◆ Extracted material:
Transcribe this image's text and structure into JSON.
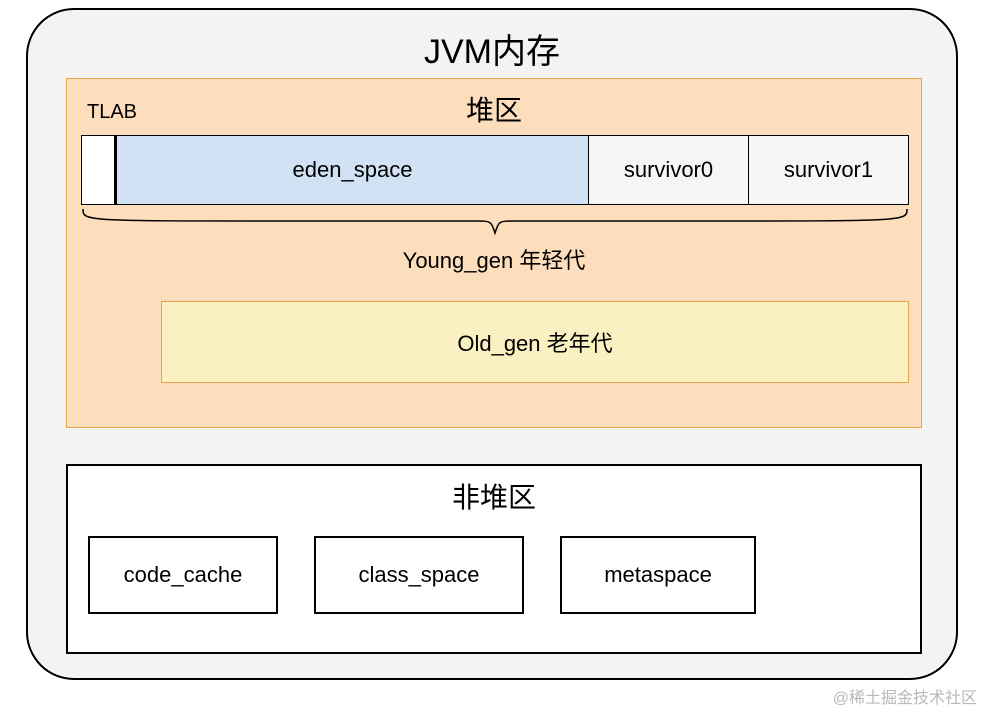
{
  "title": "JVM内存",
  "heap": {
    "title": "堆区",
    "tlab_label": "TLAB",
    "eden": "eden_space",
    "survivor0": "survivor0",
    "survivor1": "survivor1",
    "young_label": "Young_gen 年轻代",
    "old_label": "Old_gen 老年代"
  },
  "nonheap": {
    "title": "非堆区",
    "code_cache": "code_cache",
    "class_space": "class_space",
    "metaspace": "metaspace"
  },
  "watermark": "@稀土掘金技术社区"
}
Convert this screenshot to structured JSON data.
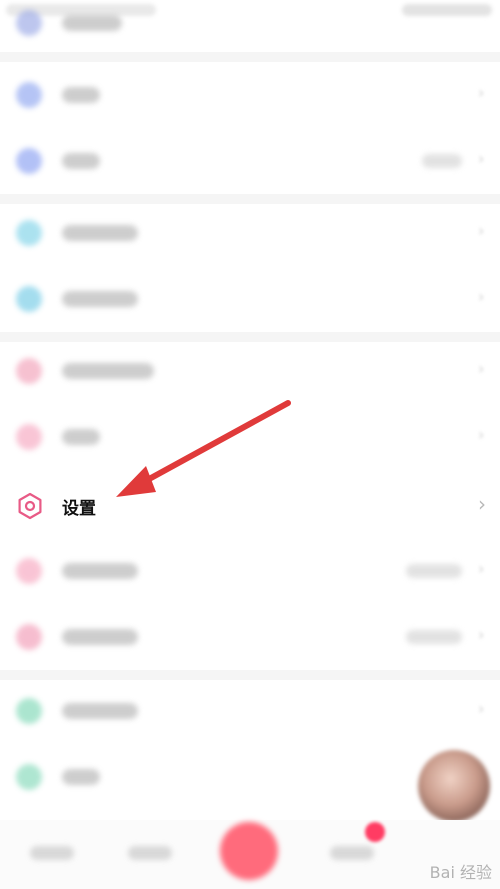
{
  "settings_row": {
    "label": "设置",
    "chevron": "›"
  },
  "watermark": {
    "text": "Bai 经验"
  },
  "icons": {
    "settings": "settings-hexagon-icon",
    "chevron": "chevron-right-icon",
    "arrow": "annotation-arrow"
  },
  "colors": {
    "settings_icon": "#e85a86",
    "arrow": "#e03a3a",
    "center_button": "#ff6b7c",
    "badge": "#ff3c63"
  }
}
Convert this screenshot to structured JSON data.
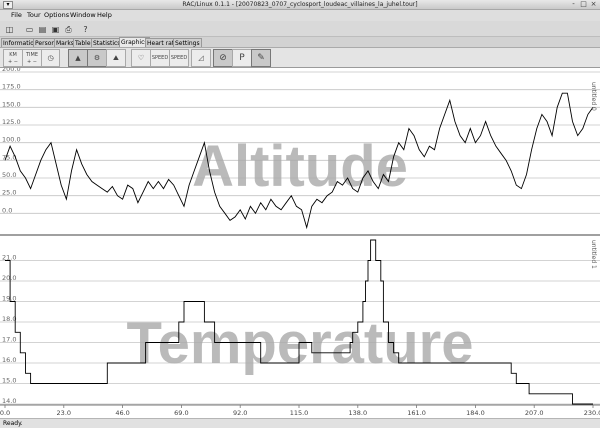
{
  "window": {
    "menu_glyph": "▾",
    "title": "RAC/Linux 0.1.1 - [20070823_0707_cyclosport_loudeac_villaines_la_juhel.tour]",
    "btn_min": "-",
    "btn_max": "□",
    "btn_close": "×"
  },
  "menu": [
    "File",
    "Tour",
    "Options",
    "Window",
    "Help"
  ],
  "toolbar": {
    "new_glyph": "◫",
    "doc_glyph": "▭",
    "open_glyph": "▤",
    "save_glyph": "▣",
    "print_glyph": "⎙",
    "help_glyph": "?"
  },
  "tabs": [
    "Information",
    "Person",
    "Marks",
    "Table",
    "Statistics",
    "Graphics",
    "Heart rate",
    "Settings"
  ],
  "active_tab": "Graphics",
  "graph_toolbar": {
    "km_top": "KM",
    "km_bottom": "+ −",
    "time_top": "TIME",
    "time_bottom": "+ −",
    "clock_glyph": "◷",
    "altitude_glyph": "▲",
    "bike_glyph": "⚙",
    "climb_glyph": "⛰",
    "heart_glyph": "♡",
    "speed_label": "SPEED",
    "speed2_label": "SPEED",
    "slope_glyph": "◿",
    "compass_glyph": "⊘",
    "pause_label": "P",
    "pen_glyph": "✎"
  },
  "status": "Ready.",
  "colors": {
    "grid": "#c4c4c4",
    "line": "#000000",
    "watermark": "#a9a9a9",
    "panel_sep": "#808080"
  },
  "chart_data": [
    {
      "type": "line",
      "title": "Altitude",
      "series_label": "untitled 0",
      "yticks": [
        "0.0",
        "25.0",
        "50.0",
        "75.0",
        "100.0",
        "125.0",
        "150.0",
        "175.0",
        "200.0"
      ],
      "ylim": [
        -25,
        200
      ],
      "xlim": [
        0,
        230
      ],
      "x": [
        0,
        2,
        4,
        6,
        8,
        10,
        12,
        14,
        16,
        18,
        20,
        22,
        24,
        26,
        28,
        30,
        32,
        34,
        36,
        38,
        40,
        42,
        44,
        46,
        48,
        50,
        52,
        54,
        56,
        58,
        60,
        62,
        64,
        66,
        68,
        70,
        72,
        74,
        76,
        78,
        80,
        82,
        84,
        86,
        88,
        90,
        92,
        94,
        96,
        98,
        100,
        102,
        104,
        106,
        108,
        110,
        112,
        114,
        116,
        118,
        120,
        122,
        124,
        126,
        128,
        130,
        132,
        134,
        136,
        138,
        140,
        142,
        144,
        146,
        148,
        150,
        152,
        154,
        156,
        158,
        160,
        162,
        164,
        166,
        168,
        170,
        172,
        174,
        176,
        178,
        180,
        182,
        184,
        186,
        188,
        190,
        192,
        194,
        196,
        198,
        200,
        202,
        204,
        206,
        208,
        210,
        212,
        214,
        216,
        218,
        220,
        222,
        224,
        226,
        228,
        230
      ],
      "y": [
        75,
        95,
        80,
        60,
        50,
        35,
        55,
        75,
        90,
        100,
        70,
        40,
        20,
        60,
        90,
        70,
        55,
        45,
        40,
        35,
        30,
        38,
        25,
        20,
        40,
        35,
        15,
        30,
        45,
        35,
        45,
        35,
        48,
        40,
        25,
        10,
        40,
        60,
        80,
        100,
        60,
        30,
        10,
        0,
        -10,
        -5,
        5,
        -8,
        10,
        0,
        15,
        5,
        20,
        10,
        5,
        15,
        25,
        10,
        5,
        -20,
        10,
        20,
        15,
        25,
        30,
        45,
        40,
        50,
        35,
        30,
        50,
        60,
        45,
        35,
        55,
        45,
        80,
        100,
        90,
        120,
        110,
        90,
        80,
        95,
        90,
        120,
        140,
        160,
        130,
        110,
        100,
        120,
        100,
        110,
        130,
        110,
        95,
        85,
        75,
        60,
        40,
        35,
        55,
        90,
        120,
        140,
        130,
        110,
        150,
        170,
        170,
        130,
        110,
        120,
        140,
        150,
        120,
        110,
        125,
        155
      ]
    },
    {
      "type": "line",
      "title": "Temperature",
      "series_label": "untitled 1",
      "yticks": [
        "14.0",
        "15.0",
        "16.0",
        "17.0",
        "18.0",
        "19.0",
        "20.0",
        "21.0"
      ],
      "ylim": [
        14,
        22
      ],
      "xlim": [
        0,
        230
      ],
      "xticks": [
        "0.0",
        "23.0",
        "46.0",
        "69.0",
        "92.0",
        "115.0",
        "138.0",
        "161.0",
        "184.0",
        "207.0",
        "230.0"
      ],
      "x": [
        0,
        2,
        4,
        6,
        8,
        10,
        38,
        40,
        50,
        55,
        66,
        68,
        70,
        76,
        78,
        82,
        85,
        100,
        110,
        115,
        120,
        128,
        135,
        136,
        138,
        140,
        141,
        142,
        143,
        144,
        145,
        147,
        148,
        150,
        152,
        154,
        156,
        160,
        175,
        196,
        198,
        200,
        202,
        205,
        210,
        220,
        222,
        230
      ],
      "y": [
        21,
        19,
        17.5,
        16.5,
        15.5,
        15,
        15,
        16,
        16,
        17,
        17,
        18,
        19,
        19,
        18,
        17,
        17,
        16,
        16,
        17,
        16.5,
        16.5,
        17,
        17.5,
        18,
        19,
        20,
        21,
        22,
        22,
        21,
        20,
        18,
        17,
        16.5,
        16,
        16,
        16,
        16,
        16,
        15.5,
        15,
        15,
        14.5,
        14.5,
        14.5,
        14,
        14
      ]
    }
  ]
}
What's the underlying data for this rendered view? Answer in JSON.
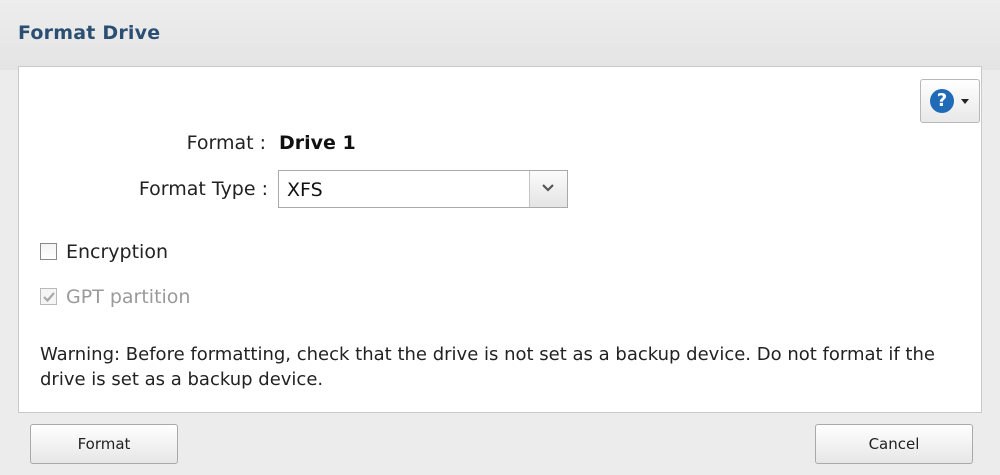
{
  "dialog": {
    "title": "Format Drive"
  },
  "help": {
    "icon": "question-circle-icon",
    "glyph": "?"
  },
  "form": {
    "format_label": "Format :",
    "format_value": "Drive 1",
    "format_type_label": "Format Type :",
    "format_type_value": "XFS",
    "format_type_options": [
      "XFS"
    ]
  },
  "options": {
    "encryption": {
      "label": "Encryption",
      "checked": false,
      "disabled": false
    },
    "gpt_partition": {
      "label": "GPT partition",
      "checked": true,
      "disabled": true
    }
  },
  "warning": "Warning: Before formatting, check that the drive is not set as a backup device. Do not format if the drive is set as a backup device.",
  "buttons": {
    "format": "Format",
    "cancel": "Cancel"
  },
  "colors": {
    "title": "#2a4f73",
    "help_icon": "#1f6bb8",
    "disabled_text": "#9a9a9a"
  }
}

◆ Objective: Without the pictures, copy the material exactly as given.

◆ Right answer:
Transcribe this image's text and structure into JSON.
{
  "title": "JVM内存",
  "heap": {
    "title": "堆区",
    "tlab_label": "TLAB",
    "eden": "eden_space",
    "survivor0": "survivor0",
    "survivor1": "survivor1",
    "young_label": "Young_gen 年轻代",
    "old_label": "Old_gen 老年代"
  },
  "nonheap": {
    "title": "非堆区",
    "code_cache": "code_cache",
    "class_space": "class_space",
    "metaspace": "metaspace"
  },
  "watermark": "@稀土掘金技术社区"
}
Convert this screenshot to structured JSON data.
{
  "settings_row": {
    "label": "设置",
    "chevron": "›"
  },
  "watermark": {
    "text": "Bai 经验"
  },
  "icons": {
    "settings": "settings-hexagon-icon",
    "chevron": "chevron-right-icon",
    "arrow": "annotation-arrow"
  },
  "colors": {
    "settings_icon": "#e85a86",
    "arrow": "#e03a3a",
    "center_button": "#ff6b7c",
    "badge": "#ff3c63"
  }
}
Convert this screenshot to structured JSON data.
{
  "window": {
    "menu_glyph": "▾",
    "title": "RAC/Linux 0.1.1 - [20070823_0707_cyclosport_loudeac_villaines_la_juhel.tour]",
    "btn_min": "-",
    "btn_max": "□",
    "btn_close": "×"
  },
  "menu": [
    "File",
    "Tour",
    "Options",
    "Window",
    "Help"
  ],
  "toolbar": {
    "new_glyph": "◫",
    "doc_glyph": "▭",
    "open_glyph": "▤",
    "save_glyph": "▣",
    "print_glyph": "⎙",
    "help_glyph": "?"
  },
  "tabs": [
    "Information",
    "Person",
    "Marks",
    "Table",
    "Statistics",
    "Graphics",
    "Heart rate",
    "Settings"
  ],
  "active_tab": "Graphics",
  "graph_toolbar": {
    "km_top": "KM",
    "km_bottom": "+ −",
    "time_top": "TIME",
    "time_bottom": "+ −",
    "clock_glyph": "◷",
    "altitude_glyph": "▲",
    "bike_glyph": "⚙",
    "climb_glyph": "⛰",
    "heart_glyph": "♡",
    "speed_label": "SPEED",
    "speed2_label": "SPEED",
    "slope_glyph": "◿",
    "compass_glyph": "⊘",
    "pause_label": "P",
    "pen_glyph": "✎"
  },
  "status": "Ready.",
  "colors": {
    "grid": "#c4c4c4",
    "line": "#000000",
    "watermark": "#a9a9a9",
    "panel_sep": "#808080"
  },
  "chart_data": [
    {
      "type": "line",
      "title": "Altitude",
      "series_label": "untitled 0",
      "yticks": [
        "0.0",
        "25.0",
        "50.0",
        "75.0",
        "100.0",
        "125.0",
        "150.0",
        "175.0",
        "200.0"
      ],
      "ylim": [
        -25,
        200
      ],
      "xlim": [
        0,
        230
      ],
      "x": [
        0,
        2,
        4,
        6,
        8,
        10,
        12,
        14,
        16,
        18,
        20,
        22,
        24,
        26,
        28,
        30,
        32,
        34,
        36,
        38,
        40,
        42,
        44,
        46,
        48,
        50,
        52,
        54,
        56,
        58,
        60,
        62,
        64,
        66,
        68,
        70,
        72,
        74,
        76,
        78,
        80,
        82,
        84,
        86,
        88,
        90,
        92,
        94,
        96,
        98,
        100,
        102,
        104,
        106,
        108,
        110,
        112,
        114,
        116,
        118,
        120,
        122,
        124,
        126,
        128,
        130,
        132,
        134,
        136,
        138,
        140,
        142,
        144,
        146,
        148,
        150,
        152,
        154,
        156,
        158,
        160,
        162,
        164,
        166,
        168,
        170,
        172,
        174,
        176,
        178,
        180,
        182,
        184,
        186,
        188,
        190,
        192,
        194,
        196,
        198,
        200,
        202,
        204,
        206,
        208,
        210,
        212,
        214,
        216,
        218,
        220,
        222,
        224,
        226,
        228,
        230
      ],
      "y": [
        75,
        95,
        80,
        60,
        50,
        35,
        55,
        75,
        90,
        100,
        70,
        40,
        20,
        60,
        90,
        70,
        55,
        45,
        40,
        35,
        30,
        38,
        25,
        20,
        40,
        35,
        15,
        30,
        45,
        35,
        45,
        35,
        48,
        40,
        25,
        10,
        40,
        60,
        80,
        100,
        60,
        30,
        10,
        0,
        -10,
        -5,
        5,
        -8,
        10,
        0,
        15,
        5,
        20,
        10,
        5,
        15,
        25,
        10,
        5,
        -20,
        10,
        20,
        15,
        25,
        30,
        45,
        40,
        50,
        35,
        30,
        50,
        60,
        45,
        35,
        55,
        45,
        80,
        100,
        90,
        120,
        110,
        90,
        80,
        95,
        90,
        120,
        140,
        160,
        130,
        110,
        100,
        120,
        100,
        110,
        130,
        110,
        95,
        85,
        75,
        60,
        40,
        35,
        55,
        90,
        120,
        140,
        130,
        110,
        150,
        170,
        170,
        130,
        110,
        120,
        140,
        150,
        120,
        110,
        125,
        155
      ]
    },
    {
      "type": "line",
      "title": "Temperature",
      "series_label": "untitled 1",
      "yticks": [
        "14.0",
        "15.0",
        "16.0",
        "17.0",
        "18.0",
        "19.0",
        "20.0",
        "21.0"
      ],
      "ylim": [
        14,
        22
      ],
      "xlim": [
        0,
        230
      ],
      "xticks": [
        "0.0",
        "23.0",
        "46.0",
        "69.0",
        "92.0",
        "115.0",
        "138.0",
        "161.0",
        "184.0",
        "207.0",
        "230.0"
      ],
      "x": [
        0,
        2,
        4,
        6,
        8,
        10,
        38,
        40,
        50,
        55,
        66,
        68,
        70,
        76,
        78,
        82,
        85,
        100,
        110,
        115,
        120,
        128,
        135,
        136,
        138,
        140,
        141,
        142,
        143,
        144,
        145,
        147,
        148,
        150,
        152,
        154,
        156,
        160,
        175,
        196,
        198,
        200,
        202,
        205,
        210,
        220,
        222,
        230
      ],
      "y": [
        21,
        19,
        17.5,
        16.5,
        15.5,
        15,
        15,
        16,
        16,
        17,
        17,
        18,
        19,
        19,
        18,
        17,
        17,
        16,
        16,
        17,
        16.5,
        16.5,
        17,
        17.5,
        18,
        19,
        20,
        21,
        22,
        22,
        21,
        20,
        18,
        17,
        16.5,
        16,
        16,
        16,
        16,
        16,
        15.5,
        15,
        15,
        14.5,
        14.5,
        14.5,
        14,
        14
      ]
    }
  ]
}
What's the underlying data for this rendered view? Answer in JSON.
{
  "dialog": {
    "title": "Format Drive"
  },
  "help": {
    "icon": "question-circle-icon",
    "glyph": "?"
  },
  "form": {
    "format_label": "Format :",
    "format_value": "Drive 1",
    "format_type_label": "Format Type :",
    "format_type_value": "XFS",
    "format_type_options": [
      "XFS"
    ]
  },
  "options": {
    "encryption": {
      "label": "Encryption",
      "checked": false,
      "disabled": false
    },
    "gpt_partition": {
      "label": "GPT partition",
      "checked": true,
      "disabled": true
    }
  },
  "warning": "Warning: Before formatting, check that the drive is not set as a backup device. Do not format if the drive is set as a backup device.",
  "buttons": {
    "format": "Format",
    "cancel": "Cancel"
  },
  "colors": {
    "title": "#2a4f73",
    "help_icon": "#1f6bb8",
    "disabled_text": "#9a9a9a"
  }
}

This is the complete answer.